Within the records that follow, find every line containing the string "Achieved". Copy those lines.

--- Begin PROVIDED INFORMATION ---

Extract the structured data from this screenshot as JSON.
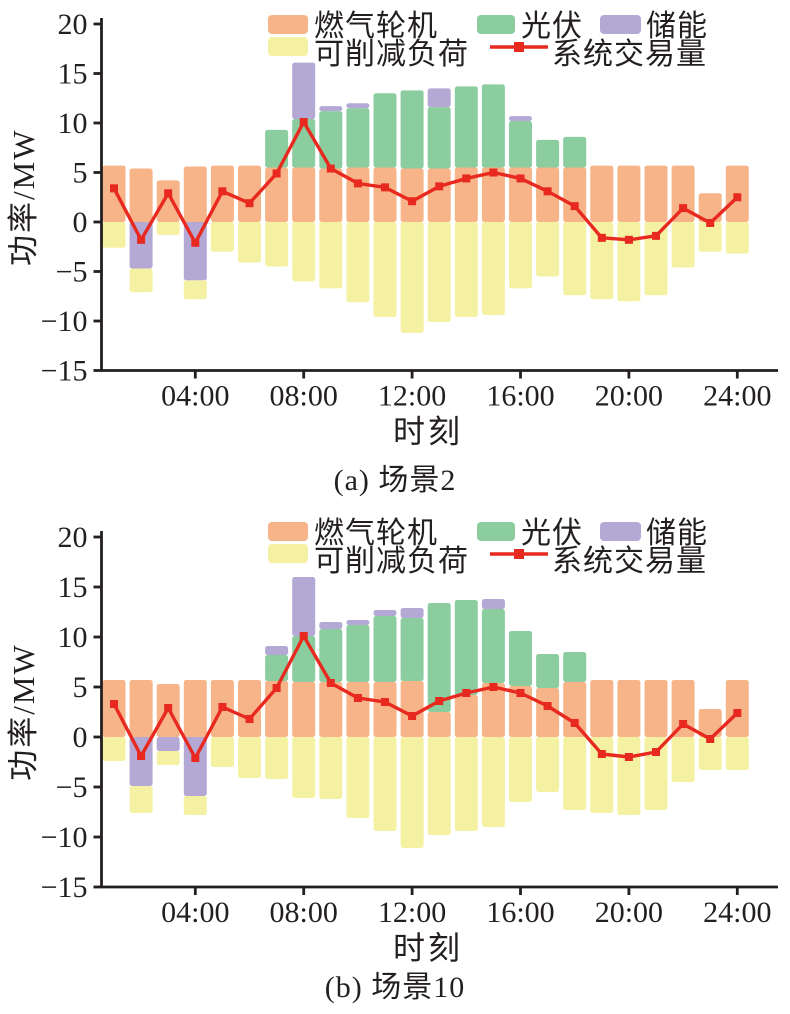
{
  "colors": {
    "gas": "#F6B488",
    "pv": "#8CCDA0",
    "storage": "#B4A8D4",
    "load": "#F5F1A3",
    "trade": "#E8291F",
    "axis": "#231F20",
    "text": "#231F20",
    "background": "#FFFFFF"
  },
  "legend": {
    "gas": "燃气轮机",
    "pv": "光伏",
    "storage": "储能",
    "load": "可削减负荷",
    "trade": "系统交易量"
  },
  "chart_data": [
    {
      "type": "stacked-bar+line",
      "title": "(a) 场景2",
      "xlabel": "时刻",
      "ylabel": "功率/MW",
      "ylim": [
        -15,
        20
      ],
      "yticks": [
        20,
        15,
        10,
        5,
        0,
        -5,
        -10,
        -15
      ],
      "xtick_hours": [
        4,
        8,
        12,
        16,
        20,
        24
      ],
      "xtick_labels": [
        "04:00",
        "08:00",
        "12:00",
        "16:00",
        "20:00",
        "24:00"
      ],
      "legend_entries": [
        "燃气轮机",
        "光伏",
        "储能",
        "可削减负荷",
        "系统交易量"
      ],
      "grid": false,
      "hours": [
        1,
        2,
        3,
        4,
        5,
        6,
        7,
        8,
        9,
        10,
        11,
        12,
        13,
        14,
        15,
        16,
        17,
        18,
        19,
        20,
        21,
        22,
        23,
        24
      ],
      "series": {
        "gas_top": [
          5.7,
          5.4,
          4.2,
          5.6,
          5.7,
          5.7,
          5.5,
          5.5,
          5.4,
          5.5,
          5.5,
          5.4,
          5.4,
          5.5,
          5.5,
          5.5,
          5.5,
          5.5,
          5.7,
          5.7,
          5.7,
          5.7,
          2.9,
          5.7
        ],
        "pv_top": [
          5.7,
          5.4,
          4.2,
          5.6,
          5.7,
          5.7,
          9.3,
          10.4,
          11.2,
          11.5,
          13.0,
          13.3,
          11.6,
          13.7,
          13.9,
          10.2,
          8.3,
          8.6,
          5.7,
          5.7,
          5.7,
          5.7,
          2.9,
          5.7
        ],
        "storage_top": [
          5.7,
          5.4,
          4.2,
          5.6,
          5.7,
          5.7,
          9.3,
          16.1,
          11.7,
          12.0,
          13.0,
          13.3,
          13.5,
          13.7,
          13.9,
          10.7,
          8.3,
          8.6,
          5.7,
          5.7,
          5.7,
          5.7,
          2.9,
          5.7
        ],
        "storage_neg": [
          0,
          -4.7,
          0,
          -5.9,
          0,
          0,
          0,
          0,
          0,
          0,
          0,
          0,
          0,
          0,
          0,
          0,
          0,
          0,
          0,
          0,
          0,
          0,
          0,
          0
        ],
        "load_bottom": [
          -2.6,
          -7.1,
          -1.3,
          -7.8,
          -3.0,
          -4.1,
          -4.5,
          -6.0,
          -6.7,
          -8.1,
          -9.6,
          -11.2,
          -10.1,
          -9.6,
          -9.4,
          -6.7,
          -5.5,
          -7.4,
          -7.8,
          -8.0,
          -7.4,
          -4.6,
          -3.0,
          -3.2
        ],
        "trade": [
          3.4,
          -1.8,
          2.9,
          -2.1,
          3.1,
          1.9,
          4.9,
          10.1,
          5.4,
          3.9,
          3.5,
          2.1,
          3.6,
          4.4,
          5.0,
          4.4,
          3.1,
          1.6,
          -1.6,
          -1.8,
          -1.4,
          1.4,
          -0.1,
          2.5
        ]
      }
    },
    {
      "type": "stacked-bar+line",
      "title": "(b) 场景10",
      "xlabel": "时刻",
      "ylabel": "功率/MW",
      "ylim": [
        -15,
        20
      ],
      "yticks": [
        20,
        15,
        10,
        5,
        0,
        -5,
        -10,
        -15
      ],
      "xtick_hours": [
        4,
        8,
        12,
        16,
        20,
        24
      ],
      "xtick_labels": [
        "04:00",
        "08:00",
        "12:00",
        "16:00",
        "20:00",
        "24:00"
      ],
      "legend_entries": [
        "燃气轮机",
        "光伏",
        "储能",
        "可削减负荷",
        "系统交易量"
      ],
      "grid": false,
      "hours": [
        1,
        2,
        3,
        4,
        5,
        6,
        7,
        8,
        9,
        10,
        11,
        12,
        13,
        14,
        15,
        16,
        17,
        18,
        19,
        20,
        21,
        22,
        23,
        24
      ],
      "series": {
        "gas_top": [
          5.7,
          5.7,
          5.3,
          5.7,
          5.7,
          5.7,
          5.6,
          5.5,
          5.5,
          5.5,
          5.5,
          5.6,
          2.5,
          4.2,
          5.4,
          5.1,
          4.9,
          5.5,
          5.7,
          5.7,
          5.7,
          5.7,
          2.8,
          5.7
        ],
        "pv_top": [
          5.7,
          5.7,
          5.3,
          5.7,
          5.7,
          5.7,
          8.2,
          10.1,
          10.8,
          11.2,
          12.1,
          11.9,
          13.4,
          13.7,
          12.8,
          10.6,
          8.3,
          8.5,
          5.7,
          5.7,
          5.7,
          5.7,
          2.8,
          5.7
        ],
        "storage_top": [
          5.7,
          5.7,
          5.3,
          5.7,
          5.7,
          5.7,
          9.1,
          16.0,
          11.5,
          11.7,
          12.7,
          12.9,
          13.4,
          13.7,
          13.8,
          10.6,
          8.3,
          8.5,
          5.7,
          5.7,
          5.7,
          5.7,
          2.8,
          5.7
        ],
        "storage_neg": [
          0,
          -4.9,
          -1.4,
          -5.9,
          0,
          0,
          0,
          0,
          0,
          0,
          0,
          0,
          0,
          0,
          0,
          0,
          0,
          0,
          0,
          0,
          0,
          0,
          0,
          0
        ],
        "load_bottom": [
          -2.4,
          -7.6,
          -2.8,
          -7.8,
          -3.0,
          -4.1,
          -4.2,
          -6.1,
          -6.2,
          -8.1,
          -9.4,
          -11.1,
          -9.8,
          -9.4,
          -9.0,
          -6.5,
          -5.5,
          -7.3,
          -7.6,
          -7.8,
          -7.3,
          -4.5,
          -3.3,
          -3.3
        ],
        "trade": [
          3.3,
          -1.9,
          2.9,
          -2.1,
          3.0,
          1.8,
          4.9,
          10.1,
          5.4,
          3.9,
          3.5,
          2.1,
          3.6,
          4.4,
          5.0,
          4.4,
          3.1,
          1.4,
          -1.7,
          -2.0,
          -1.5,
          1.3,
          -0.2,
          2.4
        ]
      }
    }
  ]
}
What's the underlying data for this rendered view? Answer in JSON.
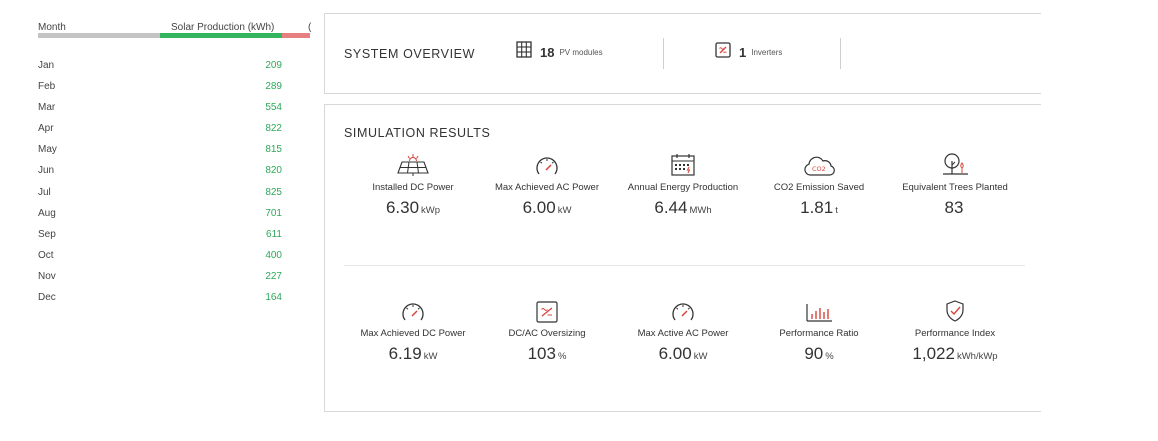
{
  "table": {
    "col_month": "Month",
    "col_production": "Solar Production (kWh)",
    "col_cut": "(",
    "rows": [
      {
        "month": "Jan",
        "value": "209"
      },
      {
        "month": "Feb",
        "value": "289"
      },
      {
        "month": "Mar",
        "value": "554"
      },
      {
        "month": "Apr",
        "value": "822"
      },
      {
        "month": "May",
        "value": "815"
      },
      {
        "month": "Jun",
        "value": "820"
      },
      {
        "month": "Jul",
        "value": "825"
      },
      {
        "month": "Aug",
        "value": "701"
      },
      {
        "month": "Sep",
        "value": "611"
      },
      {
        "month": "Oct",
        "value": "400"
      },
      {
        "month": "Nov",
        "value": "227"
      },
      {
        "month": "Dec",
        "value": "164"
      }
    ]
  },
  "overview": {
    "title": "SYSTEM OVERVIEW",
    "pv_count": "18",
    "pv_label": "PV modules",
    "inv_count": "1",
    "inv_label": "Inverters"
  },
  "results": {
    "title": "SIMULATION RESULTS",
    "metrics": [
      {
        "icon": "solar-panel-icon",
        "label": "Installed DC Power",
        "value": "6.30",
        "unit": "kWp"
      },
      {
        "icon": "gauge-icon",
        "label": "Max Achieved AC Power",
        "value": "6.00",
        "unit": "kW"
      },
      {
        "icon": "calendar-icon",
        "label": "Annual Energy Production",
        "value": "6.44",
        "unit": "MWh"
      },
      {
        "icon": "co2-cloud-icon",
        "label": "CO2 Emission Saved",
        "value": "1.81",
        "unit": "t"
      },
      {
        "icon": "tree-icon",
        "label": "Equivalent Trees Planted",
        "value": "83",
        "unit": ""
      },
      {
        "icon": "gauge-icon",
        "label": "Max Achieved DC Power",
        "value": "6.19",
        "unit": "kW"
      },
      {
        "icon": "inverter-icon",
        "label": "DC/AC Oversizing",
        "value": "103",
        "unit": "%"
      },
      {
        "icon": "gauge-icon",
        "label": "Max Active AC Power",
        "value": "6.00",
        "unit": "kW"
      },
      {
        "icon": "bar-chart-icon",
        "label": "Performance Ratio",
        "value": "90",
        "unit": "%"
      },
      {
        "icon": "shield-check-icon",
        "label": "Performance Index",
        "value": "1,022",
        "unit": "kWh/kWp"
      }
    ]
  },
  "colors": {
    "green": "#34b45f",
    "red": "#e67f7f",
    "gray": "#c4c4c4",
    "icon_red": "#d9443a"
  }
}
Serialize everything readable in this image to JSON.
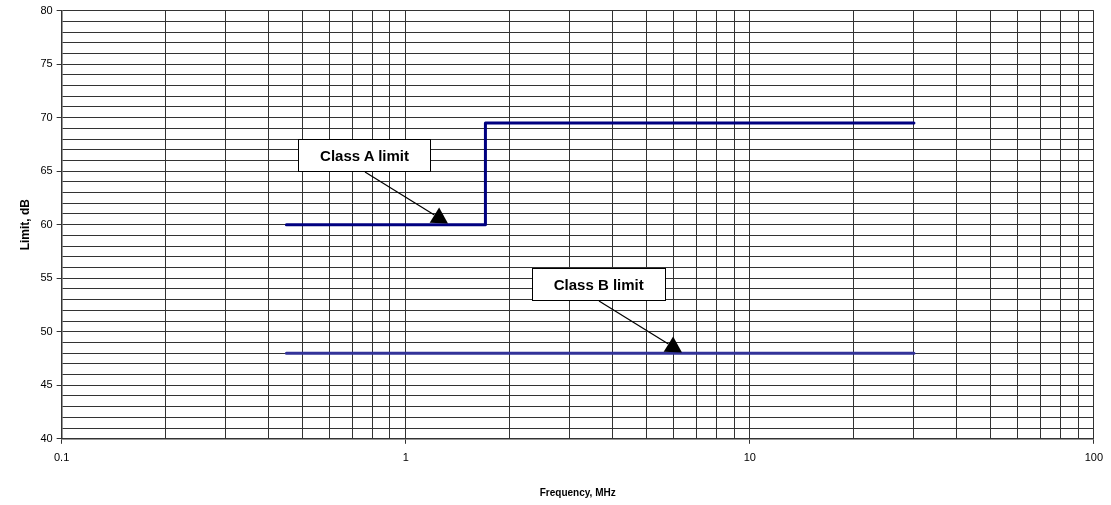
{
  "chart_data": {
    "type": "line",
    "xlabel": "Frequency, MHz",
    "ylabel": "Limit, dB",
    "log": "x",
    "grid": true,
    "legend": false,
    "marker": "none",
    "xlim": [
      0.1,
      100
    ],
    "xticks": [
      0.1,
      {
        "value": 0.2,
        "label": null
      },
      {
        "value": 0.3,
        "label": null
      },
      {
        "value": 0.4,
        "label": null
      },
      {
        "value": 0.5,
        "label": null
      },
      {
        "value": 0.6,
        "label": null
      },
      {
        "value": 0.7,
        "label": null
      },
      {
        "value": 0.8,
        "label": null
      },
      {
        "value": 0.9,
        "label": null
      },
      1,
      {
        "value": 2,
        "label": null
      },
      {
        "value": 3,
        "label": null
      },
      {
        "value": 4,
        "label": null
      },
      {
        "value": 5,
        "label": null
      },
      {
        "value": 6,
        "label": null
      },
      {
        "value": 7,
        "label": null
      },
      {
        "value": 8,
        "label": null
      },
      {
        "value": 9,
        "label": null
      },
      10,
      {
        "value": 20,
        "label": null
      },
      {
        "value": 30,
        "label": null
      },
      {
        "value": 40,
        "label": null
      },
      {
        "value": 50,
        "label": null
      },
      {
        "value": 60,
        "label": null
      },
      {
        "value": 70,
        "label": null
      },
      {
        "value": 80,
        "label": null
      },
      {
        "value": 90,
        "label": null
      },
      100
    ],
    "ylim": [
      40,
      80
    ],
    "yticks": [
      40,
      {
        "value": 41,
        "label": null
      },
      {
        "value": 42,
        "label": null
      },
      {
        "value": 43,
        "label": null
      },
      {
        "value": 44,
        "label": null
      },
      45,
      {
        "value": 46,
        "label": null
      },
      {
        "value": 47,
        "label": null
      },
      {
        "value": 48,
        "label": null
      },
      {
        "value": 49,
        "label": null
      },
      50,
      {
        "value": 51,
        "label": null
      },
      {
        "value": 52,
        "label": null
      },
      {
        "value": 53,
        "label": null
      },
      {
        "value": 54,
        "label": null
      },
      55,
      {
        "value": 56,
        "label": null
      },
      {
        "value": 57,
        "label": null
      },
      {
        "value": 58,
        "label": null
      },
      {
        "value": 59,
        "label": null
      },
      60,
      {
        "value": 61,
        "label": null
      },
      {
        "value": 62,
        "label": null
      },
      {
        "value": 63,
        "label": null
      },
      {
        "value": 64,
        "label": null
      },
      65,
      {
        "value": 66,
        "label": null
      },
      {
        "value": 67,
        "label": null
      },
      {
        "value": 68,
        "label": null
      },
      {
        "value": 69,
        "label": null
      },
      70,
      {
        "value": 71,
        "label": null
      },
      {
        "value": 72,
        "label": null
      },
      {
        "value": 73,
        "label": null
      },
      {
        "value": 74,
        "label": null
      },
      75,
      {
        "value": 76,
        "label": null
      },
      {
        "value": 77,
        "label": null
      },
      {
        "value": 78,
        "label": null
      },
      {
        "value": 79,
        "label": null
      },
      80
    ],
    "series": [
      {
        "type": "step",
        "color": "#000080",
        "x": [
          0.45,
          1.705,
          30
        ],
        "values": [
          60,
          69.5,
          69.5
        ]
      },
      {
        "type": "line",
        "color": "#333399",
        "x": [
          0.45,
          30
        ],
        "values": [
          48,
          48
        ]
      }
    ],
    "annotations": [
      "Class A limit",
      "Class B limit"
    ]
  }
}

--- End PROVIDED INFORMATION ---

## ANSWER TO THE PROBLEM
        "label": "Max Achieved AC Power",
        "label": "Max Achieved DC Power",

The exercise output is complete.